» **AIM**
Return the full listing exactly as it is written.

(Figure record listings)
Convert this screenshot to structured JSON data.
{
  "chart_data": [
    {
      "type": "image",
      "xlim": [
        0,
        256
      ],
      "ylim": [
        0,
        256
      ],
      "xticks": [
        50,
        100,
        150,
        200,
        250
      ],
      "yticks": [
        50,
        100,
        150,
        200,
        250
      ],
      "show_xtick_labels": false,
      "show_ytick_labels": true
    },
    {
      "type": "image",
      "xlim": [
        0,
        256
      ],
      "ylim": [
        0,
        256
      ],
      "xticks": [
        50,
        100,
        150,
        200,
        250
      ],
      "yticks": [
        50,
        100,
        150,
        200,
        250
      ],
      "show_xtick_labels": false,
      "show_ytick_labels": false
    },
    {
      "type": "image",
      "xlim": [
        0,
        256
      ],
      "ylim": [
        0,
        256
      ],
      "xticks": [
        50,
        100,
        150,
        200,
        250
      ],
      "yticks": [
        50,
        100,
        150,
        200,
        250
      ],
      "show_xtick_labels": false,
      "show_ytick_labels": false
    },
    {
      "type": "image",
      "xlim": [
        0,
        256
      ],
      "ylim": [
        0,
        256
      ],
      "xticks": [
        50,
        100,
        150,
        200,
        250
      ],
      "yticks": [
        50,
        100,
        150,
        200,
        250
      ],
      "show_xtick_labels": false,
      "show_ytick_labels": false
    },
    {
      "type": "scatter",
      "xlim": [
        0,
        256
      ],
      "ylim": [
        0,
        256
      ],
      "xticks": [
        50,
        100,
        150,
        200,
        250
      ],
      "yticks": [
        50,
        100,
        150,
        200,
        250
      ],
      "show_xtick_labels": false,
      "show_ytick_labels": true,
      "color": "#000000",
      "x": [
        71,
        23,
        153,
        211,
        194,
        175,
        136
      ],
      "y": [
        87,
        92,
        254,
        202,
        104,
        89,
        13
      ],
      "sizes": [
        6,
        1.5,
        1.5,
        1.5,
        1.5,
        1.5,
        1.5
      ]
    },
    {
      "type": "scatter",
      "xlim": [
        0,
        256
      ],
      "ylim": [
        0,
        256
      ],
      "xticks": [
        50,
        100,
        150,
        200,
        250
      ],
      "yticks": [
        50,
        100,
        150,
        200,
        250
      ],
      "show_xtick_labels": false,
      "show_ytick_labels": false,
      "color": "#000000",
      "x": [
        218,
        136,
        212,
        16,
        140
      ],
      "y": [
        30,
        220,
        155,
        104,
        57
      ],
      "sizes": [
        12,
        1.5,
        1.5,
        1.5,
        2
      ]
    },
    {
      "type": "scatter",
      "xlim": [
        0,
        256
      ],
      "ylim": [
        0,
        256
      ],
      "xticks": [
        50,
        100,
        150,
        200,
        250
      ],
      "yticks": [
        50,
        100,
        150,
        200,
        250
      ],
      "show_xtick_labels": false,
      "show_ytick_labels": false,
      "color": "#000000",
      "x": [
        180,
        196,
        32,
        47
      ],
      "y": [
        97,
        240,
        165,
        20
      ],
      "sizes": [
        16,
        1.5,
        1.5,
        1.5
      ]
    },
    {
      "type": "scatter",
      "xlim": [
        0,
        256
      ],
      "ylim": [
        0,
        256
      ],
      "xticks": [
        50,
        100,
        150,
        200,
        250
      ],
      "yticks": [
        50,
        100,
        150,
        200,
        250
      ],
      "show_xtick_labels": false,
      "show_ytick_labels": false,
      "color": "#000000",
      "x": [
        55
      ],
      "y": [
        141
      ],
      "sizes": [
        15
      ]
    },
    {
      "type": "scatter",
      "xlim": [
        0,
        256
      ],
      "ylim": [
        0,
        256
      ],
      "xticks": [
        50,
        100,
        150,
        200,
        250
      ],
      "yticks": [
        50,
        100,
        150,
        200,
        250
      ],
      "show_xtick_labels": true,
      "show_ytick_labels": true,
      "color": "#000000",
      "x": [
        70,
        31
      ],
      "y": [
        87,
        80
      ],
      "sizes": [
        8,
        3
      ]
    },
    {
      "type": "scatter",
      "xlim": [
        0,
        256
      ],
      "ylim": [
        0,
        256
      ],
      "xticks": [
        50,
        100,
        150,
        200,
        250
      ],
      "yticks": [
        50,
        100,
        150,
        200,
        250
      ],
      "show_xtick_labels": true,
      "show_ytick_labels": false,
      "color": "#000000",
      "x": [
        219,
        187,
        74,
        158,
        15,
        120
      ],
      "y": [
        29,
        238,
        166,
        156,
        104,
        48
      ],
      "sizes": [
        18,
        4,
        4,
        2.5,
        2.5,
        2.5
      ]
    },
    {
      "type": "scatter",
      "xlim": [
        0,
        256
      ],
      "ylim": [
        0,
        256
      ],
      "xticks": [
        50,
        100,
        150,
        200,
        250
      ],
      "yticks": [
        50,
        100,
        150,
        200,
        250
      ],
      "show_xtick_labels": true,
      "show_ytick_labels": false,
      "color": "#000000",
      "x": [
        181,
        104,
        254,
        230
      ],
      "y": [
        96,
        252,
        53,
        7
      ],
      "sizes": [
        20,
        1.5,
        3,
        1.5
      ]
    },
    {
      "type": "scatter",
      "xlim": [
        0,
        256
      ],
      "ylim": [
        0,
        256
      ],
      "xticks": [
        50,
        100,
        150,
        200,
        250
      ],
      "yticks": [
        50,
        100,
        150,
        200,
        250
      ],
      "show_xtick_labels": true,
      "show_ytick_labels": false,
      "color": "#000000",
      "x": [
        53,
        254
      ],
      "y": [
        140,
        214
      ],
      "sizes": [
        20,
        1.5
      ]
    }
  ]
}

» **WRITTEN REPLY**
Convert this screenshot to structured JSON data.
{
  "chart_data": [
    {
      "type": "image",
      "xlim": [
        0,
        256
      ],
      "ylim": [
        0,
        256
      ],
      "xticks": [
        50,
        100,
        150,
        200,
        250
      ],
      "yticks": [
        50,
        100,
        150,
        200,
        250
      ],
      "show_xtick_labels": false,
      "show_ytick_labels": true
    },
    {
      "type": "image",
      "xlim": [
        0,
        256
      ],
      "ylim": [
        0,
        256
      ],
      "xticks": [
        50,
        100,
        150,
        200,
        250
      ],
      "yticks": [
        50,
        100,
        150,
        200,
        250
      ],
      "show_xtick_labels": false,
      "show_ytick_labels": false
    },
    {
      "type": "image",
      "xlim": [
        0,
        256
      ],
      "ylim": [
        0,
        256
      ],
      "xticks": [
        50,
        100,
        150,
        200,
        250
      ],
      "yticks": [
        50,
        100,
        150,
        200,
        250
      ],
      "show_xtick_labels": false,
      "show_ytick_labels": false
    },
    {
      "type": "image",
      "xlim": [
        0,
        256
      ],
      "ylim": [
        0,
        256
      ],
      "xticks": [
        50,
        100,
        150,
        200,
        250
      ],
      "yticks": [
        50,
        100,
        150,
        200,
        250
      ],
      "show_xtick_labels": false,
      "show_ytick_labels": false
    },
    {
      "type": "scatter",
      "xlim": [
        0,
        256
      ],
      "ylim": [
        0,
        256
      ],
      "xticks": [
        50,
        100,
        150,
        200,
        250
      ],
      "yticks": [
        50,
        100,
        150,
        200,
        250
      ],
      "show_xtick_labels": false,
      "show_ytick_labels": true,
      "color": "#000000",
      "x": [
        71,
        23,
        153,
        211,
        194,
        175,
        136
      ],
      "y": [
        87,
        92,
        254,
        202,
        104,
        89,
        13
      ],
      "sizes": [
        6,
        1.5,
        1.5,
        1.5,
        1.5,
        1.5,
        1.5
      ]
    },
    {
      "type": "scatter",
      "xlim": [
        0,
        256
      ],
      "ylim": [
        0,
        256
      ],
      "xticks": [
        50,
        100,
        150,
        200,
        250
      ],
      "yticks": [
        50,
        100,
        150,
        200,
        250
      ],
      "show_xtick_labels": false,
      "show_ytick_labels": false,
      "color": "#000000",
      "x": [
        218,
        136,
        212,
        16,
        140
      ],
      "y": [
        30,
        220,
        155,
        104,
        57
      ],
      "sizes": [
        12,
        1.5,
        1.5,
        1.5,
        2
      ]
    },
    {
      "type": "scatter",
      "xlim": [
        0,
        256
      ],
      "ylim": [
        0,
        256
      ],
      "xticks": [
        50,
        100,
        150,
        200,
        250
      ],
      "yticks": [
        50,
        100,
        150,
        200,
        250
      ],
      "show_xtick_labels": false,
      "show_ytick_labels": false,
      "color": "#000000",
      "x": [
        180,
        196,
        32,
        47
      ],
      "y": [
        97,
        240,
        165,
        20
      ],
      "sizes": [
        16,
        1.5,
        1.5,
        1.5
      ]
    },
    {
      "type": "scatter",
      "xlim": [
        0,
        256
      ],
      "ylim": [
        0,
        256
      ],
      "xticks": [
        50,
        100,
        150,
        200,
        250
      ],
      "yticks": [
        50,
        100,
        150,
        200,
        250
      ],
      "show_xtick_labels": false,
      "show_ytick_labels": false,
      "color": "#000000",
      "x": [
        55
      ],
      "y": [
        141
      ],
      "sizes": [
        15
      ]
    },
    {
      "type": "scatter",
      "xlim": [
        0,
        256
      ],
      "ylim": [
        0,
        256
      ],
      "xticks": [
        50,
        100,
        150,
        200,
        250
      ],
      "yticks": [
        50,
        100,
        150,
        200,
        250
      ],
      "show_xtick_labels": true,
      "show_ytick_labels": true,
      "color": "#000000",
      "x": [
        70,
        31
      ],
      "y": [
        87,
        80
      ],
      "sizes": [
        8,
        3
      ]
    },
    {
      "type": "scatter",
      "xlim": [
        0,
        256
      ],
      "ylim": [
        0,
        256
      ],
      "xticks": [
        50,
        100,
        150,
        200,
        250
      ],
      "yticks": [
        50,
        100,
        150,
        200,
        250
      ],
      "show_xtick_labels": true,
      "show_ytick_labels": false,
      "color": "#000000",
      "x": [
        219,
        187,
        74,
        158,
        15,
        120
      ],
      "y": [
        29,
        238,
        166,
        156,
        104,
        48
      ],
      "sizes": [
        18,
        4,
        4,
        2.5,
        2.5,
        2.5
      ]
    },
    {
      "type": "scatter",
      "xlim": [
        0,
        256
      ],
      "ylim": [
        0,
        256
      ],
      "xticks": [
        50,
        100,
        150,
        200,
        250
      ],
      "yticks": [
        50,
        100,
        150,
        200,
        250
      ],
      "show_xtick_labels": true,
      "show_ytick_labels": false,
      "color": "#000000",
      "x": [
        181,
        104,
        254,
        230
      ],
      "y": [
        96,
        252,
        53,
        7
      ],
      "sizes": [
        20,
        1.5,
        3,
        1.5
      ]
    },
    {
      "type": "scatter",
      "xlim": [
        0,
        256
      ],
      "ylim": [
        0,
        256
      ],
      "xticks": [
        50,
        100,
        150,
        200,
        250
      ],
      "yticks": [
        50,
        100,
        150,
        200,
        250
      ],
      "show_xtick_labels": true,
      "show_ytick_labels": false,
      "color": "#000000",
      "x": [
        53,
        254
      ],
      "y": [
        140,
        214
      ],
      "sizes": [
        20,
        1.5
      ]
    }
  ]
}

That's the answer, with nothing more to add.